* [Set problem 1]: According to the biographical text on Zakaullah, how many volumes does Tarikh-e-Hindustan have?
* [Set problem 2]: Carry on the biographical text about Zakaullah, starting after its last sentence.

* [Text section]:
——

Maulvi Mohammad Zakaullah or Munshi Zakaullah (20 April 1832–7 November 1910) was a British Indian Urdu writer and translator. He wrote Tarikh-e-Hindustan, a fourteen-volume compilation of Indian history in Urdu.

Early life and education
Zakaullah was born on 20 April 1832 in Delhi. His father Mohammad Sanaullah was the tutor of one of the princes in the Mughal courts. He commended his studies under his grand father Hafiz Mohammad Bakaullah and got his education in the Delhi College under professor Ramchundra, who was a distinct mathematical teacher. His other teachers include Mamluk Ali Nanautawi.

——

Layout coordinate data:
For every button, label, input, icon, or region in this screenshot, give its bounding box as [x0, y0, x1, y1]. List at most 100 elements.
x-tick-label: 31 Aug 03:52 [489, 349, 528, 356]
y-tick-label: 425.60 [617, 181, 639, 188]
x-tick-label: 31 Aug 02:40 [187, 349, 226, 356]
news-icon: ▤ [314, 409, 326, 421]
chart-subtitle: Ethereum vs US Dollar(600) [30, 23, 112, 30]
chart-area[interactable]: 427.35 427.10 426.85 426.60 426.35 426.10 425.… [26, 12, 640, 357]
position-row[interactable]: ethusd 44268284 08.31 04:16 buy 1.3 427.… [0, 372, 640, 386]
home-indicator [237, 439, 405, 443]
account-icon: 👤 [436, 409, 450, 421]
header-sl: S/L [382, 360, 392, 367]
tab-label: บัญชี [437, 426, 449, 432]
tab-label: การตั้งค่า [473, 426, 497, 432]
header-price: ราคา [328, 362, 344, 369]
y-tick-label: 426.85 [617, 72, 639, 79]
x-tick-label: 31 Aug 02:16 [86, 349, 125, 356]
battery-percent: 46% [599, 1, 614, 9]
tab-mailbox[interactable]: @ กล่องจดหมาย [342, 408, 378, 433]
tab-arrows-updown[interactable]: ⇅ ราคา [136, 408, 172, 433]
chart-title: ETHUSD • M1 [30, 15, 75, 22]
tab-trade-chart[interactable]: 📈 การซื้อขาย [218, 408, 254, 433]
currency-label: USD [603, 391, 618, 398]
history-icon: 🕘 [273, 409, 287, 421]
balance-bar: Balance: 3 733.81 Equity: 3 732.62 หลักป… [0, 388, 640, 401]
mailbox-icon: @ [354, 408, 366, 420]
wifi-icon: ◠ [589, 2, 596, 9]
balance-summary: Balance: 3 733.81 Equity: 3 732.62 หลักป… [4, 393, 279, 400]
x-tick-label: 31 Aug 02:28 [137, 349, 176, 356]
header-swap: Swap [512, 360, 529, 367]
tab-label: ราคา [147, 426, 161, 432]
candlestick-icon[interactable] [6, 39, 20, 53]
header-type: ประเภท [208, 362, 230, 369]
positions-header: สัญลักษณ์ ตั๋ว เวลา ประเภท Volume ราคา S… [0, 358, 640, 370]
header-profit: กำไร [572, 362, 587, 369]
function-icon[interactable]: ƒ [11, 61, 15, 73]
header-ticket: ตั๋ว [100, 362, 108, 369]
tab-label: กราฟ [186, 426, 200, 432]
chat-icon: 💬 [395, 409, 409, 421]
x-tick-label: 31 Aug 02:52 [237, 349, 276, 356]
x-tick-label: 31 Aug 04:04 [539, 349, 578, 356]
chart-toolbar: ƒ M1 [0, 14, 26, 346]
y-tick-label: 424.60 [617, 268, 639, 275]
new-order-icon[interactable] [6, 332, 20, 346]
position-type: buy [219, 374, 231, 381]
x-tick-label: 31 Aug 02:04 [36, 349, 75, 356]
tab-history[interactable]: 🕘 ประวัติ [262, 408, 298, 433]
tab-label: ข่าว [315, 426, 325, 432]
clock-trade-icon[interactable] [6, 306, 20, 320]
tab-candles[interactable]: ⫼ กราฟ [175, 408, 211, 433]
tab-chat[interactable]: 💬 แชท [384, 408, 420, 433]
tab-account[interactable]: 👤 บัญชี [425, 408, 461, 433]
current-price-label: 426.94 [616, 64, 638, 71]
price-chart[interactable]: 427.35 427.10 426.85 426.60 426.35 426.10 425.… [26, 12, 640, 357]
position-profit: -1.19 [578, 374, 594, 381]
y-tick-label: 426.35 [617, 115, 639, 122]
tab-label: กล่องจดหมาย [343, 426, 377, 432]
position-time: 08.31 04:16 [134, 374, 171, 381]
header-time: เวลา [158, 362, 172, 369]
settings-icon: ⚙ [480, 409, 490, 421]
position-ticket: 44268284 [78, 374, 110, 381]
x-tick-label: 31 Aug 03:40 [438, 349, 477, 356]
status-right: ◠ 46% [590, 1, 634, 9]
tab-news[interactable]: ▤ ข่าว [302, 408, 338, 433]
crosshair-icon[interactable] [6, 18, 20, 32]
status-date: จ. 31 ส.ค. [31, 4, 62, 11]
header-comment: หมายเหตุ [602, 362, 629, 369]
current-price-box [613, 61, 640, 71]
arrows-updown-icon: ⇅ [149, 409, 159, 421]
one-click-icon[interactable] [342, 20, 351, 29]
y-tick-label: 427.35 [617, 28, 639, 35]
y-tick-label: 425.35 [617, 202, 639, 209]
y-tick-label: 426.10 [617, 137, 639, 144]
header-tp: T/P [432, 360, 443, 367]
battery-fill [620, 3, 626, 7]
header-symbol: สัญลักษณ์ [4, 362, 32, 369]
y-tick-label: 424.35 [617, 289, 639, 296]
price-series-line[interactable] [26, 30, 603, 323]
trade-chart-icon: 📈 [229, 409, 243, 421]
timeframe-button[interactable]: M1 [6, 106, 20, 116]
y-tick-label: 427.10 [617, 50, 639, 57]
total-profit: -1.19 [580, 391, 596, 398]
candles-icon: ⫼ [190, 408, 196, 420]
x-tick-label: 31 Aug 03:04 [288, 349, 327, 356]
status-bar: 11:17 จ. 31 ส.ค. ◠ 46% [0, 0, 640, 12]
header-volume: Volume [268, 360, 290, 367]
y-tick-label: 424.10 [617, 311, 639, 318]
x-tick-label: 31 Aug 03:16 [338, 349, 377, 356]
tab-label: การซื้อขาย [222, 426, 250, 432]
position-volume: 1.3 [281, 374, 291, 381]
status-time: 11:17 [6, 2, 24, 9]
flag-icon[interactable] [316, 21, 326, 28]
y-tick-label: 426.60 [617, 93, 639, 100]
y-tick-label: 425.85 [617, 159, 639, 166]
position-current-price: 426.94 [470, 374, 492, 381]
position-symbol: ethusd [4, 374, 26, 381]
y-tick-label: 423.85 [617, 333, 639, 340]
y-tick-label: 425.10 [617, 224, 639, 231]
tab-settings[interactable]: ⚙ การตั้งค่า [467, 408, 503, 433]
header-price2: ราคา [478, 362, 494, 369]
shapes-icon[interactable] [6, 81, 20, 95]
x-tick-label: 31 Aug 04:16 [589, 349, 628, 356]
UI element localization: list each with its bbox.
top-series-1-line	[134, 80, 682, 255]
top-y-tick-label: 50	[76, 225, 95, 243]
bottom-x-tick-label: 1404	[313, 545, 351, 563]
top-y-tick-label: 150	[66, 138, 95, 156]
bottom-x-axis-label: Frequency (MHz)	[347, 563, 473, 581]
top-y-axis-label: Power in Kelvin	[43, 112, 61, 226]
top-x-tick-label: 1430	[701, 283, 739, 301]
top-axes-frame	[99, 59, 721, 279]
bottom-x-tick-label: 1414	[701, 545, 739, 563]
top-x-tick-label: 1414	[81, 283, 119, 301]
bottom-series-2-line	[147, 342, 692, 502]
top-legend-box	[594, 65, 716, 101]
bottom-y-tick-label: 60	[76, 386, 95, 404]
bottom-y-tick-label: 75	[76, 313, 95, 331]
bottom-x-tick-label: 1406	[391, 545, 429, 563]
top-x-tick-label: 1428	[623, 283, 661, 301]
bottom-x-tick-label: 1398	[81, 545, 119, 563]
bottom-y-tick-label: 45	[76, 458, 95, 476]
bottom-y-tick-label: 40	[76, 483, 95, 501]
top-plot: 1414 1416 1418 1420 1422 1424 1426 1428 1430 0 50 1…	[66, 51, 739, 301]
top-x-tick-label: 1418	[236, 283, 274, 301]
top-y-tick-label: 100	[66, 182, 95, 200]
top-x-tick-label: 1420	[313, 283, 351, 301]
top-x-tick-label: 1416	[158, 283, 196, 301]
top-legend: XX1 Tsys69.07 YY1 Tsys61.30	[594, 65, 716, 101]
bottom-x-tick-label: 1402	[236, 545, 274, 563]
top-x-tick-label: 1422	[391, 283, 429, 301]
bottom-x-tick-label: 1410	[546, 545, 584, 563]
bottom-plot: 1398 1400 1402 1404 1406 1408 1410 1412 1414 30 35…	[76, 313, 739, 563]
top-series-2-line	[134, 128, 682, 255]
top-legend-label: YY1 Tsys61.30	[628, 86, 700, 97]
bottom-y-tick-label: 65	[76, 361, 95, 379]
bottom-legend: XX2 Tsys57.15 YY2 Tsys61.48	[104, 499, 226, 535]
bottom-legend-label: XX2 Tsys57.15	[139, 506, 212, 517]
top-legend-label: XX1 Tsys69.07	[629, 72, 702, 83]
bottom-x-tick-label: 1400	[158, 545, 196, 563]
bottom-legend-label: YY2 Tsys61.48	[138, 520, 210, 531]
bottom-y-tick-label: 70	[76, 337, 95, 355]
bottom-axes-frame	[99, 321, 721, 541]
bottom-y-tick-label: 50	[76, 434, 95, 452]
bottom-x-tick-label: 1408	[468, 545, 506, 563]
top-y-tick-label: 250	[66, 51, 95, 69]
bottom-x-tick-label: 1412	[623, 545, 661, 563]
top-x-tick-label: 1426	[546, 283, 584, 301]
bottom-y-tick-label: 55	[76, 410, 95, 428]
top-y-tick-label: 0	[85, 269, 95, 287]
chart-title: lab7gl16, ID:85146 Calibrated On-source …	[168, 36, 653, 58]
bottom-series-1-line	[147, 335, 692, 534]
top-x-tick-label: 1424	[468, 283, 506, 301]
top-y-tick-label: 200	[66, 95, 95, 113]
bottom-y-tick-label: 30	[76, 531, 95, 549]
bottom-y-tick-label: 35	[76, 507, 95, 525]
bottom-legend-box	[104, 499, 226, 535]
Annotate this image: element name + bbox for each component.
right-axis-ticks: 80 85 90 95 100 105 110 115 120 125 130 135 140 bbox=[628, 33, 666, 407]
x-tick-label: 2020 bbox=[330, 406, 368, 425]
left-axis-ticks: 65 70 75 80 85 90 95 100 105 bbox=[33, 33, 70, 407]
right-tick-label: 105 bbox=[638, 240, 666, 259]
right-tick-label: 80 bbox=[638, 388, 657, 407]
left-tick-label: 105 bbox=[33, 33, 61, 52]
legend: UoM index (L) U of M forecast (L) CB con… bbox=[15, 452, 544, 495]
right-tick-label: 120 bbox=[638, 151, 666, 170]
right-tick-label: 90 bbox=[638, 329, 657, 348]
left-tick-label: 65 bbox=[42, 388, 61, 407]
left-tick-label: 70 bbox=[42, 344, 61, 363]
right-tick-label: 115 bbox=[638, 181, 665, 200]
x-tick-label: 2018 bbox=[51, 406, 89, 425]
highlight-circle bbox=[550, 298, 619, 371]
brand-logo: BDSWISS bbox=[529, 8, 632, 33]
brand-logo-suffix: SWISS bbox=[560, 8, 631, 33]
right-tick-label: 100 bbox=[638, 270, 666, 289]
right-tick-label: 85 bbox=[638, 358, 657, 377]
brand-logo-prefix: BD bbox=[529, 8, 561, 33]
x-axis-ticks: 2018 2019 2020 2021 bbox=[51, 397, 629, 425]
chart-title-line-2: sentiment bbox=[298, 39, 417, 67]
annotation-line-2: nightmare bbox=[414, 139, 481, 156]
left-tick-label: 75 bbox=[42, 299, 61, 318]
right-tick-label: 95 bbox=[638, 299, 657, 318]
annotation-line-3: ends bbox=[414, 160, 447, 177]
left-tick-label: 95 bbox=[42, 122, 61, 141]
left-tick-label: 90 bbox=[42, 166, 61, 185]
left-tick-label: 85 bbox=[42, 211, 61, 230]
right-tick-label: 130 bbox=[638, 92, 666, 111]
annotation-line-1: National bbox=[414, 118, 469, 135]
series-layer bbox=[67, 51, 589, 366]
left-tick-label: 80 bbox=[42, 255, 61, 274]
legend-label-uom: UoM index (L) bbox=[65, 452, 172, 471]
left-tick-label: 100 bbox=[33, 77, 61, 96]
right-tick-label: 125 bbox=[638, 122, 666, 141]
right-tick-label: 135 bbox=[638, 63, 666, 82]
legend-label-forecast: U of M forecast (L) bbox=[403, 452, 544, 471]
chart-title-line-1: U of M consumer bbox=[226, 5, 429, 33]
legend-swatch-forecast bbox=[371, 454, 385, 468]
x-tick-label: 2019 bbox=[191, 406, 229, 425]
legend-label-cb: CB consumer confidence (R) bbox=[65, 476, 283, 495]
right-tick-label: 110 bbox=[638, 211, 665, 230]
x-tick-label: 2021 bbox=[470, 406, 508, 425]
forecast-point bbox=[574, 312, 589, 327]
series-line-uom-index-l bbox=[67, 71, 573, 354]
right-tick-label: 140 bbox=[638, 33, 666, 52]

——

* [Answer 1]: Fourteen volumes.

* [Answer 2]:
Career

He started his service as a scholar at the Delhi College and continued to serve in the education department till he was 55. At Delhi College he also headed the Vernacular Translation Society in translating texts in western sciences, history and philosophy into Urdu. In 1855 he was appointed Deputy Inspector of Schools of Bulandshahar and Muradabad. In 1866 he was then appointed the head master for the Normal School in Delhi. He was then transferred to the Muir Central College in Allahabad in 1872 to teach western science in the medium of urdu. He retired on pension from Allahabad in 1877. Shortly before his retirement he was awarded the title of Khan Bahadur and Shams-ul-Ulema. After his retirement he spent some time in Aligarh working for the literary movement of Sir Syed Ahmad Khan and his friend Maulvi Samiullah. He was an early supporter of the Aligarh Movement and translated works for Scientific Society along with his contemporaries Maulvi Nazir Ahmad and Altaf Hussain Hali.

He died at the age of 78 on 7 November 1910 at Delhi. He was survived by his son Inayatullah Delhvi who was also an Urdu writer and translator.

Literary work
The literary work of Maulvi Zakaullah include.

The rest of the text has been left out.